:: DATA SHOWN
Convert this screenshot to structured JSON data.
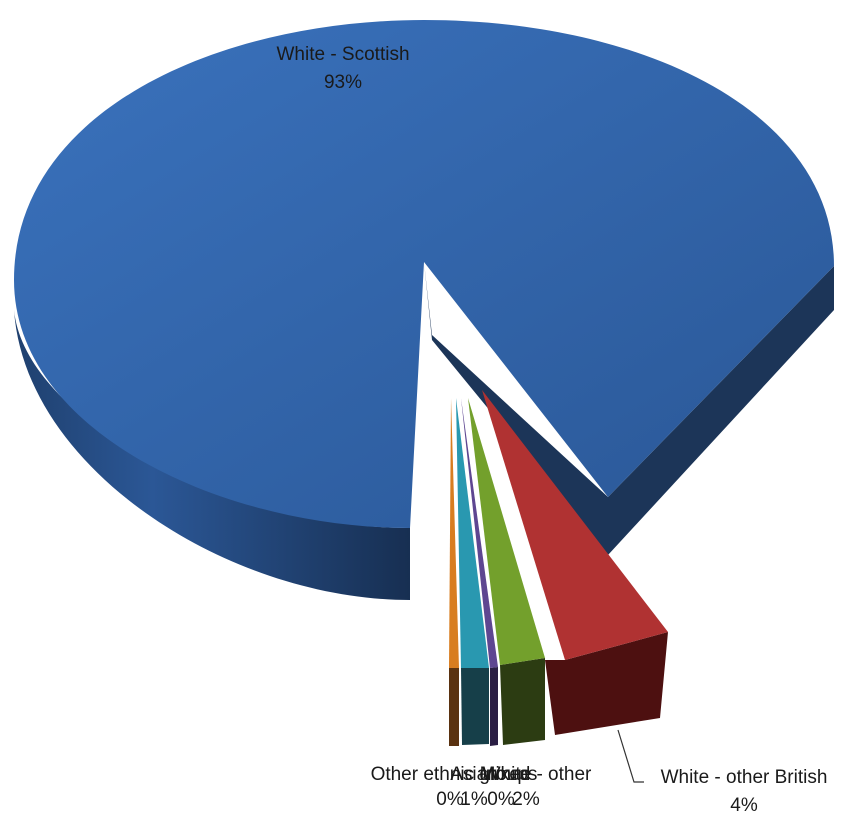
{
  "chart_data": {
    "type": "pie",
    "style": "3d-exploded",
    "slices": [
      {
        "label": "White - Scottish",
        "value": 93,
        "percent_label": "93%",
        "color": "#2f63a8"
      },
      {
        "label": "White - other British",
        "value": 4,
        "percent_label": "4%",
        "color": "#a82b2b"
      },
      {
        "label": "White - other",
        "value": 2,
        "percent_label": "2%",
        "color": "#6e9a2a"
      },
      {
        "label": "Mixed",
        "value": 0,
        "percent_label": "0%",
        "color": "#5b3f8c"
      },
      {
        "label": "Asian",
        "value": 1,
        "percent_label": "1%",
        "color": "#2590a8"
      },
      {
        "label": "Other ethnic groups",
        "value": 0,
        "percent_label": "0%",
        "color": "#d47a1f"
      }
    ]
  }
}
::::
▶ [WHAT THE TASK REQUIRES]:
Copy out all lines that carry the word "value".

▶ [RESPONSE TO THE EXERCISE]:
        "value": 93,
        "value": 4,
        "value": 2,
        "value": 0,
        "value": 1,
        "value": 0,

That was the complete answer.